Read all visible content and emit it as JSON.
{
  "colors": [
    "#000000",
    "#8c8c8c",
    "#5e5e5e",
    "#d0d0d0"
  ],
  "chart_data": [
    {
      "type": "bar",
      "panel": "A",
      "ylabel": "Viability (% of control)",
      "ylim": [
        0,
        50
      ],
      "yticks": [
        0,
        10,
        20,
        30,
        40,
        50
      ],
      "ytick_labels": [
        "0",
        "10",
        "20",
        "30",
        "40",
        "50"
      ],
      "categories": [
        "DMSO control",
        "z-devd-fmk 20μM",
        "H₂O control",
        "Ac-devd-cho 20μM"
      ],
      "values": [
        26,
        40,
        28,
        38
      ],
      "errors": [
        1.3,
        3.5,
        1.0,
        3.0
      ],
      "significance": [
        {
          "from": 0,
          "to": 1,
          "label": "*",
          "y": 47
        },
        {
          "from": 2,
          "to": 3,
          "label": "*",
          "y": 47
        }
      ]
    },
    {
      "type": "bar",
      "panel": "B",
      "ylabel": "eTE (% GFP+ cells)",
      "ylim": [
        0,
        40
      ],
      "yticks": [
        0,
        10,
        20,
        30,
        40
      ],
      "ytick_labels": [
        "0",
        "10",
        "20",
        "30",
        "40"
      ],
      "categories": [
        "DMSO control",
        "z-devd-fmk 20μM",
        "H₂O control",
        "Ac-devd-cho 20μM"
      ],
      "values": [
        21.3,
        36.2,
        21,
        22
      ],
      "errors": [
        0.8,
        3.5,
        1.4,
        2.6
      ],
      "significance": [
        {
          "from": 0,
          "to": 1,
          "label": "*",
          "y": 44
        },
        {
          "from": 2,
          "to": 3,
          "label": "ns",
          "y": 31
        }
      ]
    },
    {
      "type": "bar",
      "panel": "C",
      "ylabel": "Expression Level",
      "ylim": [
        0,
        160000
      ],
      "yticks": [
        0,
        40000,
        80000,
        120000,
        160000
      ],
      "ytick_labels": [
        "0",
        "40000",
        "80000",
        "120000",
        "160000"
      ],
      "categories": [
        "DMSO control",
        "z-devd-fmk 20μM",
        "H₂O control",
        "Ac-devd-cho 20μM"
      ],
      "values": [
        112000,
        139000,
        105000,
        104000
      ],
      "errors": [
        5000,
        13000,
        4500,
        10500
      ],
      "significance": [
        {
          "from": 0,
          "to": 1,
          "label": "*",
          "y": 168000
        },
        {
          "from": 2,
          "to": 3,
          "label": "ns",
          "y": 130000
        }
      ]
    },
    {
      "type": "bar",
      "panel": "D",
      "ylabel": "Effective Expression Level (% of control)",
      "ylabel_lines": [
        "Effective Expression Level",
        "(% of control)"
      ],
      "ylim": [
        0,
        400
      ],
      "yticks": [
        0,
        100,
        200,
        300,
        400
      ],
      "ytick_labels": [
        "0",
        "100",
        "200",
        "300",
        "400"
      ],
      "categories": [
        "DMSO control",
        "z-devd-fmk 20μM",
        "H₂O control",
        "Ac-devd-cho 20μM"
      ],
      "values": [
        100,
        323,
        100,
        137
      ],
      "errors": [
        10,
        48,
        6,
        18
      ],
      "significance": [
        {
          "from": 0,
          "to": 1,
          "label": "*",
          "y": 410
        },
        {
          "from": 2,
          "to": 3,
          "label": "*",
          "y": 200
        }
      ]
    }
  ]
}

------------

Task description:
The answer must be all of the entries, restated exactly.

Finished task:
Read all visible content and emit it as JSON.
{
  "colors": [
    "#000000",
    "#8c8c8c",
    "#5e5e5e",
    "#d0d0d0"
  ],
  "chart_data": [
    {
      "type": "bar",
      "panel": "A",
      "ylabel": "Viability (% of control)",
      "ylim": [
        0,
        50
      ],
      "yticks": [
        0,
        10,
        20,
        30,
        40,
        50
      ],
      "ytick_labels": [
        "0",
        "10",
        "20",
        "30",
        "40",
        "50"
      ],
      "categories": [
        "DMSO control",
        "z-devd-fmk 20μM",
        "H₂O control",
        "Ac-devd-cho 20μM"
      ],
      "values": [
        26,
        40,
        28,
        38
      ],
      "errors": [
        1.3,
        3.5,
        1.0,
        3.0
      ],
      "significance": [
        {
          "from": 0,
          "to": 1,
          "label": "*",
          "y": 47
        },
        {
          "from": 2,
          "to": 3,
          "label": "*",
          "y": 47
        }
      ]
    },
    {
      "type": "bar",
      "panel": "B",
      "ylabel": "eTE (% GFP+ cells)",
      "ylim": [
        0,
        40
      ],
      "yticks": [
        0,
        10,
        20,
        30,
        40
      ],
      "ytick_labels": [
        "0",
        "10",
        "20",
        "30",
        "40"
      ],
      "categories": [
        "DMSO control",
        "z-devd-fmk 20μM",
        "H₂O control",
        "Ac-devd-cho 20μM"
      ],
      "values": [
        21.3,
        36.2,
        21,
        22
      ],
      "errors": [
        0.8,
        3.5,
        1.4,
        2.6
      ],
      "significance": [
        {
          "from": 0,
          "to": 1,
          "label": "*",
          "y": 44
        },
        {
          "from": 2,
          "to": 3,
          "label": "ns",
          "y": 31
        }
      ]
    },
    {
      "type": "bar",
      "panel": "C",
      "ylabel": "Expression Level",
      "ylim": [
        0,
        160000
      ],
      "yticks": [
        0,
        40000,
        80000,
        120000,
        160000
      ],
      "ytick_labels": [
        "0",
        "40000",
        "80000",
        "120000",
        "160000"
      ],
      "categories": [
        "DMSO control",
        "z-devd-fmk 20μM",
        "H₂O control",
        "Ac-devd-cho 20μM"
      ],
      "values": [
        112000,
        139000,
        105000,
        104000
      ],
      "errors": [
        5000,
        13000,
        4500,
        10500
      ],
      "significance": [
        {
          "from": 0,
          "to": 1,
          "label": "*",
          "y": 168000
        },
        {
          "from": 2,
          "to": 3,
          "label": "ns",
          "y": 130000
        }
      ]
    },
    {
      "type": "bar",
      "panel": "D",
      "ylabel": "Effective Expression Level (% of control)",
      "ylabel_lines": [
        "Effective Expression Level",
        "(% of control)"
      ],
      "ylim": [
        0,
        400
      ],
      "yticks": [
        0,
        100,
        200,
        300,
        400
      ],
      "ytick_labels": [
        "0",
        "100",
        "200",
        "300",
        "400"
      ],
      "categories": [
        "DMSO control",
        "z-devd-fmk 20μM",
        "H₂O control",
        "Ac-devd-cho 20μM"
      ],
      "values": [
        100,
        323,
        100,
        137
      ],
      "errors": [
        10,
        48,
        6,
        18
      ],
      "significance": [
        {
          "from": 0,
          "to": 1,
          "label": "*",
          "y": 410
        },
        {
          "from": 2,
          "to": 3,
          "label": "*",
          "y": 200
        }
      ]
    }
  ]
}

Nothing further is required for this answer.